## EXERCISE OBJECTIVE
The answer should reproduce the listing below character for character.

◇ ◇ ◇ ◇ ◇ ◇ ◇

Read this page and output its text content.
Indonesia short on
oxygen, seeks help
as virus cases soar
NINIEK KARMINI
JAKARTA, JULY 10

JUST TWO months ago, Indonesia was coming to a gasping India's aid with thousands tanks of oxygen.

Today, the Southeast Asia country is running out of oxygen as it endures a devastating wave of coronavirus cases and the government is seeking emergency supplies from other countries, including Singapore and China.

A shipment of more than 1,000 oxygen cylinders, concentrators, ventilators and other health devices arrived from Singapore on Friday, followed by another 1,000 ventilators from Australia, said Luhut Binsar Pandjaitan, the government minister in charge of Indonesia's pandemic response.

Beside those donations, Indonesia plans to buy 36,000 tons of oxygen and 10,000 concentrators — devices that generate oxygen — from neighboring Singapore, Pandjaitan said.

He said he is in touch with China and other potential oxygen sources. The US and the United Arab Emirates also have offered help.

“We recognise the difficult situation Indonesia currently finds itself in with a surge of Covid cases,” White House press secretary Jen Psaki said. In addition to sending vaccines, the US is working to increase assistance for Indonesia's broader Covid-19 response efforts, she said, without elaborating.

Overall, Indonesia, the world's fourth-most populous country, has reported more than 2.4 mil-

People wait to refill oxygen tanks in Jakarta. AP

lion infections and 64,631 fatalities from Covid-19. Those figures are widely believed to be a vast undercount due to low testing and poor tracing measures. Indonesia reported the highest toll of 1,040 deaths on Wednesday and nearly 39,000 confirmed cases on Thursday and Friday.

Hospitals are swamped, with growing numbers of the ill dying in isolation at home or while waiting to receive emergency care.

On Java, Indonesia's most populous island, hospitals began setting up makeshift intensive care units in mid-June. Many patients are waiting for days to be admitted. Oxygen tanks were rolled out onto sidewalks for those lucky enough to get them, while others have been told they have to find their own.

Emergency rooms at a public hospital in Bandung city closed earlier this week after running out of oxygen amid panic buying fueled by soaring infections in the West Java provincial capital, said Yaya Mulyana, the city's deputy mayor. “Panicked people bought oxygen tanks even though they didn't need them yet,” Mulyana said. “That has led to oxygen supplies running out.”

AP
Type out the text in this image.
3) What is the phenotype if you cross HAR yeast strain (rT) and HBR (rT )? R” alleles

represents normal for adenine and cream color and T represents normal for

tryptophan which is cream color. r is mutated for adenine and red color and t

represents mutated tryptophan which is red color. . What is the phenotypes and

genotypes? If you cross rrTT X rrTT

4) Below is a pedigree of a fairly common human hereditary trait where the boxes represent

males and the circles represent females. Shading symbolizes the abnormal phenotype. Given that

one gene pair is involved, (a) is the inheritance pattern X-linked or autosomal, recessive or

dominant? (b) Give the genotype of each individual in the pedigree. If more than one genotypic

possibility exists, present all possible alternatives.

◇ ◇ ◇ ◇ ◇ ◇ ◇

## EXERCISE OUTPUT
Read this page and output its text content.
Indonesia short on
oxygen, seeks help
as virus cases soar
NINIEK KARMINI
JAKARTA, JULY 10

JUST TWO months ago, Indonesia was coming to a gasping India's aid with thousands tanks of oxygen.

Today, the Southeast Asia country is running out of oxygen as it endures a devastating wave of coronavirus cases and the government is seeking emergency supplies from other countries, including Singapore and China.

A shipment of more than 1,000 oxygen cylinders, concentrators, ventilators and other health devices arrived from Singapore on Friday, followed by another 1,000 ventilators from Australia, said Luhut Binsar Pandjaitan, the government minister in charge of Indonesia's pandemic response.

Beside those donations, Indonesia plans to buy 36,000 tons of oxygen and 10,000 concentrators — devices that generate oxygen — from neighboring Singapore, Pandjaitan said.

He said he is in touch with China and other potential oxygen sources. The US and the United Arab Emirates also have offered help.

“We recognise the difficult situation Indonesia currently finds itself in with a surge of Covid cases,” White House press secretary Jen Psaki said. In addition to sending vaccines, the US is working to increase assistance for Indonesia's broader Covid-19 response efforts, she said, without elaborating.

Overall, Indonesia, the world's fourth-most populous country, has reported more than 2.4 mil-

People wait to refill oxygen tanks in Jakarta. AP

lion infections and 64,631 fatalities from Covid-19. Those figures are widely believed to be a vast undercount due to low testing and poor tracing measures. Indonesia reported the highest toll of 1,040 deaths on Wednesday and nearly 39,000 confirmed cases on Thursday and Friday.

Hospitals are swamped, with growing numbers of the ill dying in isolation at home or while waiting to receive emergency care.

On Java, Indonesia's most populous island, hospitals began setting up makeshift intensive care units in mid-June. Many patients are waiting for days to be admitted. Oxygen tanks were rolled out onto sidewalks for those lucky enough to get them, while others have been told they have to find their own.

Emergency rooms at a public hospital in Bandung city closed earlier this week after running out of oxygen amid panic buying fueled by soaring infections in the West Java provincial capital, said Yaya Mulyana, the city's deputy mayor. “Panicked people bought oxygen tanks even though they didn't need them yet,” Mulyana said. “That has led to oxygen supplies running out.”

AP
Type out the text in this image.
3) What is the phenotype if you cross HAR yeast strain (rT) and HBR (rT )? R” alleles

represents normal for adenine and cream color and T represents normal for

tryptophan which is cream color. r is mutated for adenine and red color and t

represents mutated tryptophan which is red color. . What is the phenotypes and

genotypes? If you cross rrTT X rrTT

4) Below is a pedigree of a fairly common human hereditary trait where the boxes represent

males and the circles represent females. Shading symbolizes the abnormal phenotype. Given that

one gene pair is involved, (a) is the inheritance pattern X-linked or autosomal, recessive or

dominant? (b) Give the genotype of each individual in the pedigree. If more than one genotypic

possibility exists, present all possible alternatives.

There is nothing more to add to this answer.